■ **THE REQUEST**
Count lines, not occurrences: give the number of lines holding the word "Figure", and nothing besides.

■ **INPUT RECORDS**

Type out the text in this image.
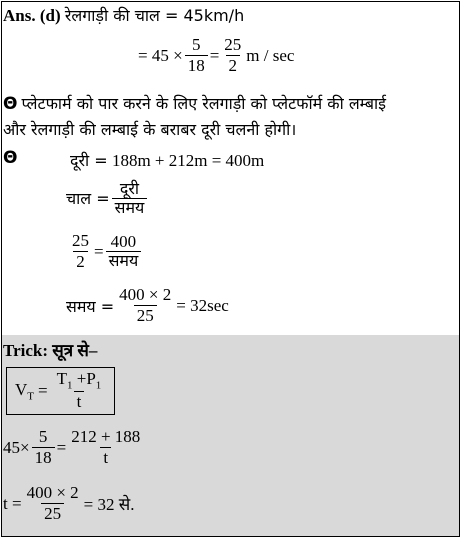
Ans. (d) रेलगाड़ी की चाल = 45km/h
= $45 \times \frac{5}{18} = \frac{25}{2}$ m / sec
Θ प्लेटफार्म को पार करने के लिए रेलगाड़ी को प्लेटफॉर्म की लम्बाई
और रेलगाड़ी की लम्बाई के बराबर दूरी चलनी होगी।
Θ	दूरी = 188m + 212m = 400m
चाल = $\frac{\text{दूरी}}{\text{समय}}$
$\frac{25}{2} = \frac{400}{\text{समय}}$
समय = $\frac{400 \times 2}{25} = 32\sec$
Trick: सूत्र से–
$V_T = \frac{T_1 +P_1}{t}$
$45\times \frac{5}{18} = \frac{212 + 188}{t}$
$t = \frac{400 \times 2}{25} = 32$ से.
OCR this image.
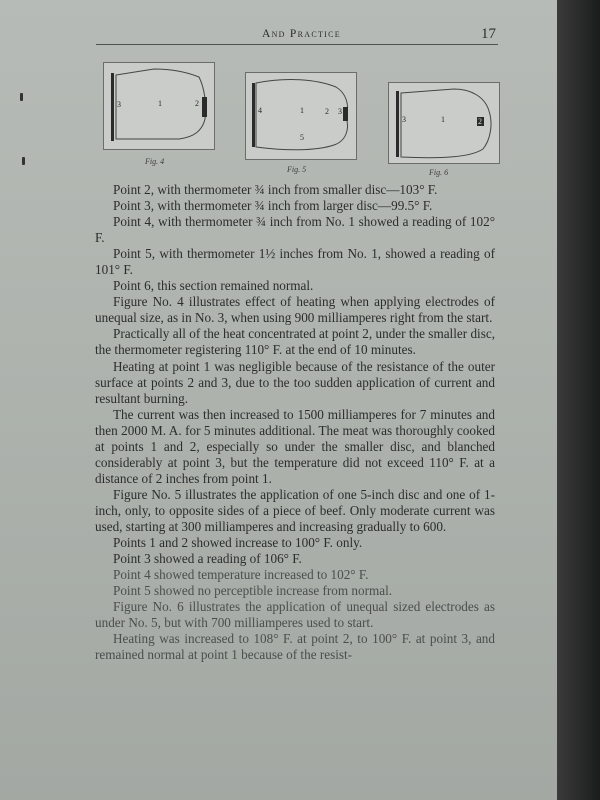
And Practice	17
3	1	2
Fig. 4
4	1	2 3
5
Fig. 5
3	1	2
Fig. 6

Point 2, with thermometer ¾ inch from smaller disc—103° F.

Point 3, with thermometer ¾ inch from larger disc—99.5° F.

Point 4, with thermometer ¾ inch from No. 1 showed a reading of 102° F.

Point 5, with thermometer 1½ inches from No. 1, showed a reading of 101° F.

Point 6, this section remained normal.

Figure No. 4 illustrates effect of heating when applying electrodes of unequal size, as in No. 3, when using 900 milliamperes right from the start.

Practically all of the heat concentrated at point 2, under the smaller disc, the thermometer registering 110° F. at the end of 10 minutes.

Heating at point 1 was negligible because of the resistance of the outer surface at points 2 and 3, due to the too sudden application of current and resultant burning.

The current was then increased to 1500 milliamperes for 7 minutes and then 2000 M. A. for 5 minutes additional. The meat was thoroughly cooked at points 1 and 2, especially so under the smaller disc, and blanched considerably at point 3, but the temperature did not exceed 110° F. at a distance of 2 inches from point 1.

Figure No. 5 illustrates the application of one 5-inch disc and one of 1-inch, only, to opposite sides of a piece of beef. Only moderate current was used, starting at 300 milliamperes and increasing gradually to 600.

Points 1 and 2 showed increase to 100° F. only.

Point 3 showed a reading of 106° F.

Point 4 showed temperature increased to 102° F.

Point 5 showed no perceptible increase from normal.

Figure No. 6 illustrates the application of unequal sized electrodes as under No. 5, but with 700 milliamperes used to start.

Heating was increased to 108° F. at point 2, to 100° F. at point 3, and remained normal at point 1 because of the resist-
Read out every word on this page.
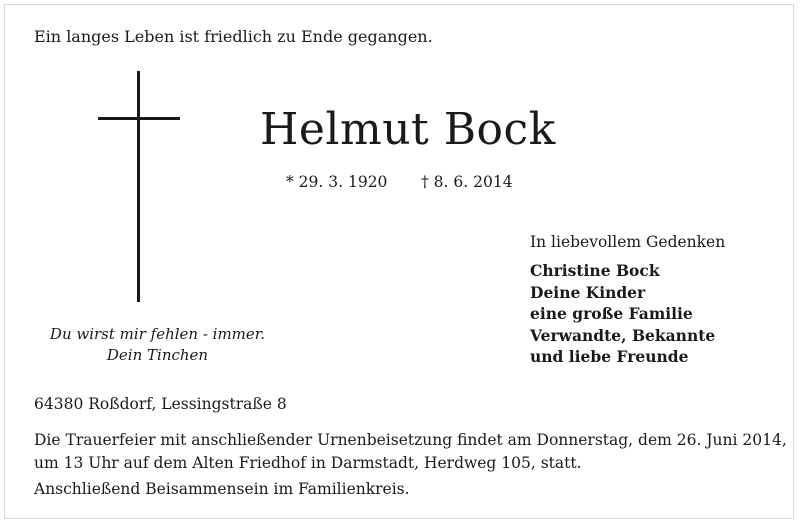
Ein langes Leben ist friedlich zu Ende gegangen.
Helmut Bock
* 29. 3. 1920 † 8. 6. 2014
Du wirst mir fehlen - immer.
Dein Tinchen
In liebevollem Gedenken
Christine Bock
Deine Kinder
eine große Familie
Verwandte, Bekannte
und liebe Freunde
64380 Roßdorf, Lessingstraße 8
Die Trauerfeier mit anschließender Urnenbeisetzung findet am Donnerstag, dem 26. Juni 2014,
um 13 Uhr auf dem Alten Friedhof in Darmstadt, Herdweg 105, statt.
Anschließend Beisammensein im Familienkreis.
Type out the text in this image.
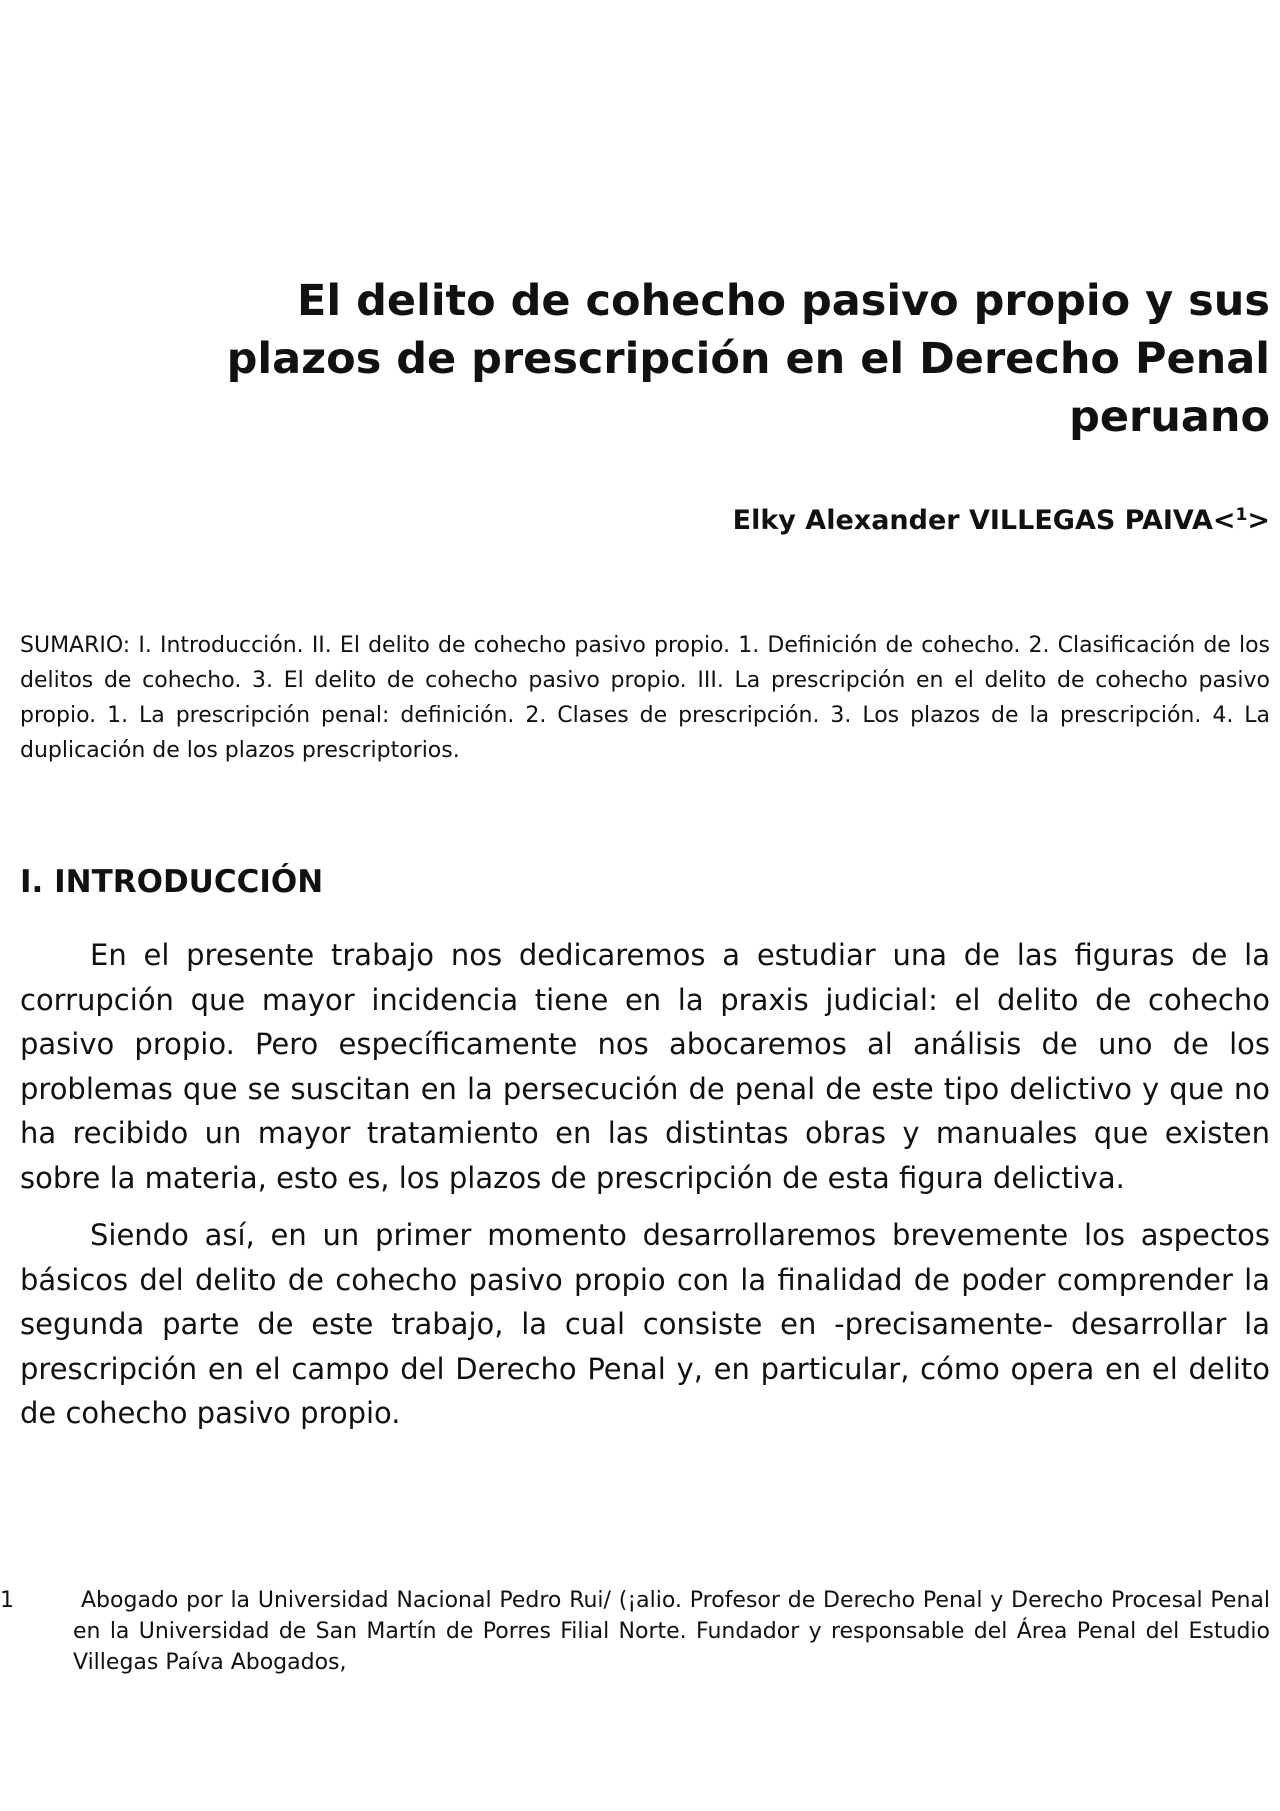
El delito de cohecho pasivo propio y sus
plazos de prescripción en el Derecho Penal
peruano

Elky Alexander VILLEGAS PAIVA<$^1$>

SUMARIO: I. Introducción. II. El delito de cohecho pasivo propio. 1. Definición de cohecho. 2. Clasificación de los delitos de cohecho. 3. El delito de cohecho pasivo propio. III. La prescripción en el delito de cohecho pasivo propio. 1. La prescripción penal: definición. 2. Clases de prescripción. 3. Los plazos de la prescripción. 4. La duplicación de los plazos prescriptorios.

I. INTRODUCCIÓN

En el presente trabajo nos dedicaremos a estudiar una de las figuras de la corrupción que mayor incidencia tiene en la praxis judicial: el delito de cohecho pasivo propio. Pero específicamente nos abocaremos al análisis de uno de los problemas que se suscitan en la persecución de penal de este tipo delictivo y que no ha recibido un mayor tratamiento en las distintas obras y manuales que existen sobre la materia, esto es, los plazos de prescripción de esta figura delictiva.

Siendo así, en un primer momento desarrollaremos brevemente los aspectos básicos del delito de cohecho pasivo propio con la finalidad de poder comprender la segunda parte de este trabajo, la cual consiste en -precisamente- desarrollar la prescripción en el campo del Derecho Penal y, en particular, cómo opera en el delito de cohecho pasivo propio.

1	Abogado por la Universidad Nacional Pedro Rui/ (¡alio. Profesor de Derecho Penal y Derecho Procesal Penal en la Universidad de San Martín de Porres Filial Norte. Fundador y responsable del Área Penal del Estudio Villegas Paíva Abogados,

...

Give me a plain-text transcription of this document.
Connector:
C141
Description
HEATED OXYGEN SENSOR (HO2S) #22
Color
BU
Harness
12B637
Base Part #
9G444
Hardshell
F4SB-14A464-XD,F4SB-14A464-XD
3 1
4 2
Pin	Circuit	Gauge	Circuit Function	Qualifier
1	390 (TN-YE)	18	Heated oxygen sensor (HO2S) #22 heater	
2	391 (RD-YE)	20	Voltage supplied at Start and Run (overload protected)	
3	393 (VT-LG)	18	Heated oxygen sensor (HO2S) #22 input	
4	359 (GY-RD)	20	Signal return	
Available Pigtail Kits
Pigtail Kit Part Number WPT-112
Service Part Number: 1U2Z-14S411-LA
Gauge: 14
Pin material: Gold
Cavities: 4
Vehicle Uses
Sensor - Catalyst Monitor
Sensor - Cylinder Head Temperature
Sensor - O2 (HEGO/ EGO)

■ **FULL RESPONSE**
3